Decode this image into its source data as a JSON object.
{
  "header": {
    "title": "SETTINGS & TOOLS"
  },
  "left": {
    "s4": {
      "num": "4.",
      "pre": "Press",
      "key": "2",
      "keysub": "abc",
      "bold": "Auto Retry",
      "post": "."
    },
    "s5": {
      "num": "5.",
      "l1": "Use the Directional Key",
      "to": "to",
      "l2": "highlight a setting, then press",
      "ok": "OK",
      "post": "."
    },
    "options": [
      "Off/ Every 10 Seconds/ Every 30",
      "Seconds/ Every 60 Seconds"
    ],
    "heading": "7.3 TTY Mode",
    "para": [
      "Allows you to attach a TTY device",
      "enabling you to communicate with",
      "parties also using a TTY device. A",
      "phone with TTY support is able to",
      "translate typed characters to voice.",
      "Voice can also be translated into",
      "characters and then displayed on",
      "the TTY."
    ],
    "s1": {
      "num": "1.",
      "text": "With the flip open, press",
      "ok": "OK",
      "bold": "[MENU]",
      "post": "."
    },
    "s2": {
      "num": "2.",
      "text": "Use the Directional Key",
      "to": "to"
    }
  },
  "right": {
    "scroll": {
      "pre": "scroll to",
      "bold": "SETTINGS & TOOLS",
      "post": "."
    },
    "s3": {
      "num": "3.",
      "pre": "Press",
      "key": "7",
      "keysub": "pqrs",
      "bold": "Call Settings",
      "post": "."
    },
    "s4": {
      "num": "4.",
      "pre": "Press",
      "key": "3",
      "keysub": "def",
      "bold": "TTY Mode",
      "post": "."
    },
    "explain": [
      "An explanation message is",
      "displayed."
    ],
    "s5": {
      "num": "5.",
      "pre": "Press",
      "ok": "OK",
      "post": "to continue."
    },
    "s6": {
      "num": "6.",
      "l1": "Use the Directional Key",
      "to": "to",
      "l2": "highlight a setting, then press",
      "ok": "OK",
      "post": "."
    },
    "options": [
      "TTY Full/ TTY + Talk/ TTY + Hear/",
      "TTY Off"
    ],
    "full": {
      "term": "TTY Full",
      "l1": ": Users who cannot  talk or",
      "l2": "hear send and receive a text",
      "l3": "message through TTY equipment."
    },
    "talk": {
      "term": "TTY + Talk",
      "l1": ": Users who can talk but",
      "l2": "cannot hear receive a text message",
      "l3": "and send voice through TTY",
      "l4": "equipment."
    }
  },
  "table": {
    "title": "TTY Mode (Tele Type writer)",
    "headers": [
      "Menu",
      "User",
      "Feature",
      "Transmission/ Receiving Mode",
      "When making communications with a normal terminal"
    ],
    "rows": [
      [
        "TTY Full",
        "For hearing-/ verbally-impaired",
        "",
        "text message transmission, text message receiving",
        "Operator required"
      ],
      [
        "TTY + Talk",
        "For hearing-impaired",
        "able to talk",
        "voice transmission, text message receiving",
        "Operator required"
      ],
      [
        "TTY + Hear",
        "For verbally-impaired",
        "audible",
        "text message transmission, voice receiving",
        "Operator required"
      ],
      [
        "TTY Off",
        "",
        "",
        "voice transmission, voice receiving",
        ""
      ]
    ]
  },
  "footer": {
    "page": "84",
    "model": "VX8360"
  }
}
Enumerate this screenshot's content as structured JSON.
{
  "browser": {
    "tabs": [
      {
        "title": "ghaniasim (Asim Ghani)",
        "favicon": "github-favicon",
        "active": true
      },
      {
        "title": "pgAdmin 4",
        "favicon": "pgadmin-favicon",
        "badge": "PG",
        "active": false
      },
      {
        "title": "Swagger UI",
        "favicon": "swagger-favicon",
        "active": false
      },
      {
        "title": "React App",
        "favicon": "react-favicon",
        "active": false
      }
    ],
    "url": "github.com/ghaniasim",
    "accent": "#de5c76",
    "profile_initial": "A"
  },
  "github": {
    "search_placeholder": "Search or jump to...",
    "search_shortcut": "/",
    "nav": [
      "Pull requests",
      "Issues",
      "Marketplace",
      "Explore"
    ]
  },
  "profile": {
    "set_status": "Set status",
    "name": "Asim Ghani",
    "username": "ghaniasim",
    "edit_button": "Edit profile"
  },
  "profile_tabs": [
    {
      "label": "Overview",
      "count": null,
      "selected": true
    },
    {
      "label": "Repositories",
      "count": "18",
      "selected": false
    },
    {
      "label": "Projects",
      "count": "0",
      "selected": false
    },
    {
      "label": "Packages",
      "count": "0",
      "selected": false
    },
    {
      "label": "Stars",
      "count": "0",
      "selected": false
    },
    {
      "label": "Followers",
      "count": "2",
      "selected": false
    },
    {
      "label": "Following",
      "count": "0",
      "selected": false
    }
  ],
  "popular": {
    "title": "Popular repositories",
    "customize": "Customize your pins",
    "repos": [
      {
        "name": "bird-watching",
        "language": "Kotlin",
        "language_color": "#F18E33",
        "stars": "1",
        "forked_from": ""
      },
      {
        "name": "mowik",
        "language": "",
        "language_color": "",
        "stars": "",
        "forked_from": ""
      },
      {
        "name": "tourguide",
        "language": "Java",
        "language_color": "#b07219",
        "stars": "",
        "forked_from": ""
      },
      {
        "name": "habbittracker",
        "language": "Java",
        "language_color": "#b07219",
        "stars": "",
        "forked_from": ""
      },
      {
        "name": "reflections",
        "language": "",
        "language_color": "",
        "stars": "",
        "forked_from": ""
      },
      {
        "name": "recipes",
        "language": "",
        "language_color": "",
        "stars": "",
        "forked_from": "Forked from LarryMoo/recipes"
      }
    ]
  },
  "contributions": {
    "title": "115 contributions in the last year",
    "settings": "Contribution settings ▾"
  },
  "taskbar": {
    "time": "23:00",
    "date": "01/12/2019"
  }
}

Challenge
Report each line in the data that holds the word "ghaniasim".

Full response
        "title": "ghaniasim (Asim Ghani)",
    "url": "github.com/ghaniasim",
    "username": "ghaniasim",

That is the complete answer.